- [Required work]: Print out the complete set of records below, exactly as they read.

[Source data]
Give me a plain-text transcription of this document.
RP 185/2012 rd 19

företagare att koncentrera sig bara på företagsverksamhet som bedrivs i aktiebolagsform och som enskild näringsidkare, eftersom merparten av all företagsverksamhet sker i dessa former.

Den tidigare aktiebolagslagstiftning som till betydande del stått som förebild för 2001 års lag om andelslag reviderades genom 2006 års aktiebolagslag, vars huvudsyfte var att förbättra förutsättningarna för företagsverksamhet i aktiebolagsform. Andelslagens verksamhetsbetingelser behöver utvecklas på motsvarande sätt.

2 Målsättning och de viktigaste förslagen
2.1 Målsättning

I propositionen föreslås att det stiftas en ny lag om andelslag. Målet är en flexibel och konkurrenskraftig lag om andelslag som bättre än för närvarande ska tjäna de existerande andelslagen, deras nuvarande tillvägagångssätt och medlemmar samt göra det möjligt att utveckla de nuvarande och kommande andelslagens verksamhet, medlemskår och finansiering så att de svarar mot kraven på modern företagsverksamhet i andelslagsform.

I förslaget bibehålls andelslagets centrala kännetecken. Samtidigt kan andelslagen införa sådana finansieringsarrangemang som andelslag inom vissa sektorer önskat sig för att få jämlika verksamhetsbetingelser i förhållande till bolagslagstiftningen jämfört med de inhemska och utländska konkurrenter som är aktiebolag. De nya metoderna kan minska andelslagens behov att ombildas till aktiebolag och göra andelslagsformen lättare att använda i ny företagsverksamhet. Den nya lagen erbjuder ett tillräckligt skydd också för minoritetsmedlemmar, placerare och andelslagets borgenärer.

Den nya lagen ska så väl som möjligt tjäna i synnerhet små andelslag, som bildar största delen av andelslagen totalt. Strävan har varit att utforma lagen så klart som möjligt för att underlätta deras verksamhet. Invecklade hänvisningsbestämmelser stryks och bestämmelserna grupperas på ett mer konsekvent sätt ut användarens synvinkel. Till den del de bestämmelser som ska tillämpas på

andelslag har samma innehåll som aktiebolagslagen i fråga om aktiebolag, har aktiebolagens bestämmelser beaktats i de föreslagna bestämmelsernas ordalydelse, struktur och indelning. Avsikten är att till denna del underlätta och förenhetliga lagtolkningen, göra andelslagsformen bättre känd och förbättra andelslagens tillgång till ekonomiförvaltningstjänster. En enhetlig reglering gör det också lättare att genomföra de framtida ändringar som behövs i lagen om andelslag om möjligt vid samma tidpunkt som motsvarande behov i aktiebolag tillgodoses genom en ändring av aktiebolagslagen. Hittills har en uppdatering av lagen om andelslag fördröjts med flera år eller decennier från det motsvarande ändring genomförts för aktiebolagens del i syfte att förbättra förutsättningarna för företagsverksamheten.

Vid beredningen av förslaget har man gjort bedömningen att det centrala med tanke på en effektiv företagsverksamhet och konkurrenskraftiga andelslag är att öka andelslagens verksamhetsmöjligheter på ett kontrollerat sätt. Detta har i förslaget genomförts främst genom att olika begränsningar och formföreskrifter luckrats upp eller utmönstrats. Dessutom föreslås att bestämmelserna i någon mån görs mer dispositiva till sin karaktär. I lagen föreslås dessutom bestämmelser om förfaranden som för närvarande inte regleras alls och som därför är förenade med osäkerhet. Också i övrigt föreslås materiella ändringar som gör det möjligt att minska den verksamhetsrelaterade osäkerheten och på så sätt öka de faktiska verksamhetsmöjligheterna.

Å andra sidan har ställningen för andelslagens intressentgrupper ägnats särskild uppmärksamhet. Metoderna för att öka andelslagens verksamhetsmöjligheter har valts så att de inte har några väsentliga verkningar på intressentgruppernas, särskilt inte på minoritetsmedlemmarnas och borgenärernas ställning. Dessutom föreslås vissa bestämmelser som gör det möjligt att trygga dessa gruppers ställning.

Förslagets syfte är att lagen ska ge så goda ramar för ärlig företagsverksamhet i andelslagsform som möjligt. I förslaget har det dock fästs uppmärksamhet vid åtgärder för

- [Your response]:
Give me a plain-text transcription of this document.
RP 185/2012 rd 19

företagare att koncentrera sig bara på företagsverksamhet som bedrivs i aktiebolagsform och som enskild näringsidkare, eftersom merparten av all företagsverksamhet sker i dessa former.

Den tidigare aktiebolagslagstiftning som till betydande del stått som förebild för 2001 års lag om andelslag reviderades genom 2006 års aktiebolagslag, vars huvudsyfte var att förbättra förutsättningarna för företagsverksamhet i aktiebolagsform. Andelslagens verksamhetsbetingelser behöver utvecklas på motsvarande sätt.

2 Målsättning och de viktigaste förslagen
2.1 Målsättning

I propositionen föreslås att det stiftas en ny lag om andelslag. Målet är en flexibel och konkurrenskraftig lag om andelslag som bättre än för närvarande ska tjäna de existerande andelslagen, deras nuvarande tillvägagångssätt och medlemmar samt göra det möjligt att utveckla de nuvarande och kommande andelslagens verksamhet, medlemskår och finansiering så att de svarar mot kraven på modern företagsverksamhet i andelslagsform.

I förslaget bibehålls andelslagets centrala kännetecken. Samtidigt kan andelslagen införa sådana finansieringsarrangemang som andelslag inom vissa sektorer önskat sig för att få jämlika verksamhetsbetingelser i förhållande till bolagslagstiftningen jämfört med de inhemska och utländska konkurrenter som är aktiebolag. De nya metoderna kan minska andelslagens behov att ombildas till aktiebolag och göra andelslagsformen lättare att använda i ny företagsverksamhet. Den nya lagen erbjuder ett tillräckligt skydd också för minoritetsmedlemmar, placerare och andelslagets borgenärer.

Den nya lagen ska så väl som möjligt tjäna i synnerhet små andelslag, som bildar största delen av andelslagen totalt. Strävan har varit att utforma lagen så klart som möjligt för att underlätta deras verksamhet. Invecklade hänvisningsbestämmelser stryks och bestämmelserna grupperas på ett mer konsekvent sätt ut användarens synvinkel. Till den del de bestämmelser som ska tillämpas på

andelslag har samma innehåll som aktiebolagslagen i fråga om aktiebolag, har aktiebolagens bestämmelser beaktats i de föreslagna bestämmelsernas ordalydelse, struktur och indelning. Avsikten är att till denna del underlätta och förenhetliga lagtolkningen, göra andelslagsformen bättre känd och förbättra andelslagens tillgång till ekonomiförvaltningstjänster. En enhetlig reglering gör det också lättare att genomföra de framtida ändringar som behövs i lagen om andelslag om möjligt vid samma tidpunkt som motsvarande behov i aktiebolag tillgodoses genom en ändring av aktiebolagslagen. Hittills har en uppdatering av lagen om andelslag fördröjts med flera år eller decennier från det motsvarande ändring genomförts för aktiebolagens del i syfte att förbättra förutsättningarna för företagsverksamheten.

Vid beredningen av förslaget har man gjort bedömningen att det centrala med tanke på en effektiv företagsverksamhet och konkurrenskraftiga andelslag är att öka andelslagens verksamhetsmöjligheter på ett kontrollerat sätt. Detta har i förslaget genomförts främst genom att olika begränsningar och formföreskrifter luckrats upp eller utmönstrats. Dessutom föreslås att bestämmelserna i någon mån görs mer dispositiva till sin karaktär. I lagen föreslås dessutom bestämmelser om förfaranden som för närvarande inte regleras alls och som därför är förenade med osäkerhet. Också i övrigt föreslås materiella ändringar som gör det möjligt att minska den verksamhetsrelaterade osäkerheten och på så sätt öka de faktiska verksamhetsmöjligheterna.

Å andra sidan har ställningen för andelslagens intressentgrupper ägnats särskild uppmärksamhet. Metoderna för att öka andelslagens verksamhetsmöjligheter har valts så att de inte har några väsentliga verkningar på intressentgruppernas, särskilt inte på minoritetsmedlemmarnas och borgenärernas ställning. Dessutom föreslås vissa bestämmelser som gör det möjligt att trygga dessa gruppers ställning.

Förslagets syfte är att lagen ska ge så goda ramar för ärlig företagsverksamhet i andelslagsform som möjligt. I förslaget har det dock fästs uppmärksamhet vid åtgärder för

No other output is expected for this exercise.